(Lines of data)
begin

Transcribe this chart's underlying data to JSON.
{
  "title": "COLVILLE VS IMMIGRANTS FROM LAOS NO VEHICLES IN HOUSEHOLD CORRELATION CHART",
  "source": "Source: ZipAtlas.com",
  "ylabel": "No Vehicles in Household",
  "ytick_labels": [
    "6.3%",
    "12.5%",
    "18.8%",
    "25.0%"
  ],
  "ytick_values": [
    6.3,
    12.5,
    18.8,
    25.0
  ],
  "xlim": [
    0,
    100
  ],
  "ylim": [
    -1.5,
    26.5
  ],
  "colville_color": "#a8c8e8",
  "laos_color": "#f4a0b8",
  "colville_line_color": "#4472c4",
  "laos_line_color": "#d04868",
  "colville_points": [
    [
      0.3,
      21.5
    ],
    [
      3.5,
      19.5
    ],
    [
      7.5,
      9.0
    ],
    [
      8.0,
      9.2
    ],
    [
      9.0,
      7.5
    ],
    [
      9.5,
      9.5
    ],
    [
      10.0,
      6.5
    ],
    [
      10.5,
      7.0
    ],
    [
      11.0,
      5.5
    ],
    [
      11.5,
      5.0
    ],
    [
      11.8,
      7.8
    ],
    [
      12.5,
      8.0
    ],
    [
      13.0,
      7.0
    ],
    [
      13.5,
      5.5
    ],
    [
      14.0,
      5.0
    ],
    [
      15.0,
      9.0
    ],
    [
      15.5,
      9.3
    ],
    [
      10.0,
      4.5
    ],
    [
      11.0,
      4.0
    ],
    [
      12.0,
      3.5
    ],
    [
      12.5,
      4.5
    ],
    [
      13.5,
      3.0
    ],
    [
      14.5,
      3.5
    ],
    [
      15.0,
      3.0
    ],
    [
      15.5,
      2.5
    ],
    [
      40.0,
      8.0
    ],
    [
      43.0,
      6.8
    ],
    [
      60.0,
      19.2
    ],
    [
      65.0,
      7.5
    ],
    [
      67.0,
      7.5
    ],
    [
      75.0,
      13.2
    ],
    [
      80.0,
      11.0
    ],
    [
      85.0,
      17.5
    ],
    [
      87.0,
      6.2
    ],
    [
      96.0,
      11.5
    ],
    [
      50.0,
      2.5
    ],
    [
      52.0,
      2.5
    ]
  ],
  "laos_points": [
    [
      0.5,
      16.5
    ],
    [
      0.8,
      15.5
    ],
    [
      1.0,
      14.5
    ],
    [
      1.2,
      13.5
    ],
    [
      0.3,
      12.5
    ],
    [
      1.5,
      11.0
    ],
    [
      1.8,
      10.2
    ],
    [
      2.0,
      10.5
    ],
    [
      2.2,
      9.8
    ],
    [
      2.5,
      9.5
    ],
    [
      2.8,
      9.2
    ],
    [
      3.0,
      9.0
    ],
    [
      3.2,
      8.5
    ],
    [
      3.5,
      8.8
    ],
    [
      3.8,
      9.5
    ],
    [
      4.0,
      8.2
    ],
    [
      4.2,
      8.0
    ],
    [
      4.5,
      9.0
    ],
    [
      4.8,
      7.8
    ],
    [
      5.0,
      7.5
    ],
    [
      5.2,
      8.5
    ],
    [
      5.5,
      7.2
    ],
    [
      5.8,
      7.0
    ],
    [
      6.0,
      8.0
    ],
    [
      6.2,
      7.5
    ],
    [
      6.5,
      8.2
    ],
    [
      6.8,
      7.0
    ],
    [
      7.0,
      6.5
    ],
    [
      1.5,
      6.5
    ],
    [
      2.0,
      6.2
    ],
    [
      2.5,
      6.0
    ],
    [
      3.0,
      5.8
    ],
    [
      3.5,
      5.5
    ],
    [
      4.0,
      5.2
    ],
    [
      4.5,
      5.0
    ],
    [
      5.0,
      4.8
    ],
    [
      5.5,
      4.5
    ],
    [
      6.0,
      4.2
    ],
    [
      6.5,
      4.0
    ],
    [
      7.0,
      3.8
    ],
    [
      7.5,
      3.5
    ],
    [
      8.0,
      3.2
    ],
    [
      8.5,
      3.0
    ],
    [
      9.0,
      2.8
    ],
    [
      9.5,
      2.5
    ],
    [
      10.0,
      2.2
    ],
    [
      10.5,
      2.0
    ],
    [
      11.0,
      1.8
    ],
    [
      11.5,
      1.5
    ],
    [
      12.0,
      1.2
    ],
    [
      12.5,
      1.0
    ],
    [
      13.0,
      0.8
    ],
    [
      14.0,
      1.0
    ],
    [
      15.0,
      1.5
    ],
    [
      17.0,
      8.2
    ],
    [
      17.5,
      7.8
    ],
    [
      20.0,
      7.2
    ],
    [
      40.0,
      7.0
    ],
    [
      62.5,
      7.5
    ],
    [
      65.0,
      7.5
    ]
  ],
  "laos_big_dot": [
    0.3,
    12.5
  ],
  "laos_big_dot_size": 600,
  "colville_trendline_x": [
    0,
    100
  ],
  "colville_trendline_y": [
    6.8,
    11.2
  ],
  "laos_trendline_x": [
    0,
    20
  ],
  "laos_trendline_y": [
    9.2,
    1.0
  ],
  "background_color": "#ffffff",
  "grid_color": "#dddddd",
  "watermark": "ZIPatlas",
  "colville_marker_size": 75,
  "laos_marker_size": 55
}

end

## What is needed
Word for word, write out the data.

## Task response
Transcribe this chart's underlying data to JSON.
{
  "title": "COLVILLE VS IMMIGRANTS FROM LAOS NO VEHICLES IN HOUSEHOLD CORRELATION CHART",
  "source": "Source: ZipAtlas.com",
  "ylabel": "No Vehicles in Household",
  "ytick_labels": [
    "6.3%",
    "12.5%",
    "18.8%",
    "25.0%"
  ],
  "ytick_values": [
    6.3,
    12.5,
    18.8,
    25.0
  ],
  "xlim": [
    0,
    100
  ],
  "ylim": [
    -1.5,
    26.5
  ],
  "colville_color": "#a8c8e8",
  "laos_color": "#f4a0b8",
  "colville_line_color": "#4472c4",
  "laos_line_color": "#d04868",
  "colville_points": [
    [
      0.3,
      21.5
    ],
    [
      3.5,
      19.5
    ],
    [
      7.5,
      9.0
    ],
    [
      8.0,
      9.2
    ],
    [
      9.0,
      7.5
    ],
    [
      9.5,
      9.5
    ],
    [
      10.0,
      6.5
    ],
    [
      10.5,
      7.0
    ],
    [
      11.0,
      5.5
    ],
    [
      11.5,
      5.0
    ],
    [
      11.8,
      7.8
    ],
    [
      12.5,
      8.0
    ],
    [
      13.0,
      7.0
    ],
    [
      13.5,
      5.5
    ],
    [
      14.0,
      5.0
    ],
    [
      15.0,
      9.0
    ],
    [
      15.5,
      9.3
    ],
    [
      10.0,
      4.5
    ],
    [
      11.0,
      4.0
    ],
    [
      12.0,
      3.5
    ],
    [
      12.5,
      4.5
    ],
    [
      13.5,
      3.0
    ],
    [
      14.5,
      3.5
    ],
    [
      15.0,
      3.0
    ],
    [
      15.5,
      2.5
    ],
    [
      40.0,
      8.0
    ],
    [
      43.0,
      6.8
    ],
    [
      60.0,
      19.2
    ],
    [
      65.0,
      7.5
    ],
    [
      67.0,
      7.5
    ],
    [
      75.0,
      13.2
    ],
    [
      80.0,
      11.0
    ],
    [
      85.0,
      17.5
    ],
    [
      87.0,
      6.2
    ],
    [
      96.0,
      11.5
    ],
    [
      50.0,
      2.5
    ],
    [
      52.0,
      2.5
    ]
  ],
  "laos_points": [
    [
      0.5,
      16.5
    ],
    [
      0.8,
      15.5
    ],
    [
      1.0,
      14.5
    ],
    [
      1.2,
      13.5
    ],
    [
      0.3,
      12.5
    ],
    [
      1.5,
      11.0
    ],
    [
      1.8,
      10.2
    ],
    [
      2.0,
      10.5
    ],
    [
      2.2,
      9.8
    ],
    [
      2.5,
      9.5
    ],
    [
      2.8,
      9.2
    ],
    [
      3.0,
      9.0
    ],
    [
      3.2,
      8.5
    ],
    [
      3.5,
      8.8
    ],
    [
      3.8,
      9.5
    ],
    [
      4.0,
      8.2
    ],
    [
      4.2,
      8.0
    ],
    [
      4.5,
      9.0
    ],
    [
      4.8,
      7.8
    ],
    [
      5.0,
      7.5
    ],
    [
      5.2,
      8.5
    ],
    [
      5.5,
      7.2
    ],
    [
      5.8,
      7.0
    ],
    [
      6.0,
      8.0
    ],
    [
      6.2,
      7.5
    ],
    [
      6.5,
      8.2
    ],
    [
      6.8,
      7.0
    ],
    [
      7.0,
      6.5
    ],
    [
      1.5,
      6.5
    ],
    [
      2.0,
      6.2
    ],
    [
      2.5,
      6.0
    ],
    [
      3.0,
      5.8
    ],
    [
      3.5,
      5.5
    ],
    [
      4.0,
      5.2
    ],
    [
      4.5,
      5.0
    ],
    [
      5.0,
      4.8
    ],
    [
      5.5,
      4.5
    ],
    [
      6.0,
      4.2
    ],
    [
      6.5,
      4.0
    ],
    [
      7.0,
      3.8
    ],
    [
      7.5,
      3.5
    ],
    [
      8.0,
      3.2
    ],
    [
      8.5,
      3.0
    ],
    [
      9.0,
      2.8
    ],
    [
      9.5,
      2.5
    ],
    [
      10.0,
      2.2
    ],
    [
      10.5,
      2.0
    ],
    [
      11.0,
      1.8
    ],
    [
      11.5,
      1.5
    ],
    [
      12.0,
      1.2
    ],
    [
      12.5,
      1.0
    ],
    [
      13.0,
      0.8
    ],
    [
      14.0,
      1.0
    ],
    [
      15.0,
      1.5
    ],
    [
      17.0,
      8.2
    ],
    [
      17.5,
      7.8
    ],
    [
      20.0,
      7.2
    ],
    [
      40.0,
      7.0
    ],
    [
      62.5,
      7.5
    ],
    [
      65.0,
      7.5
    ]
  ],
  "laos_big_dot": [
    0.3,
    12.5
  ],
  "laos_big_dot_size": 600,
  "colville_trendline_x": [
    0,
    100
  ],
  "colville_trendline_y": [
    6.8,
    11.2
  ],
  "laos_trendline_x": [
    0,
    20
  ],
  "laos_trendline_y": [
    9.2,
    1.0
  ],
  "background_color": "#ffffff",
  "grid_color": "#dddddd",
  "watermark": "ZIPatlas",
  "colville_marker_size": 75,
  "laos_marker_size": 55
}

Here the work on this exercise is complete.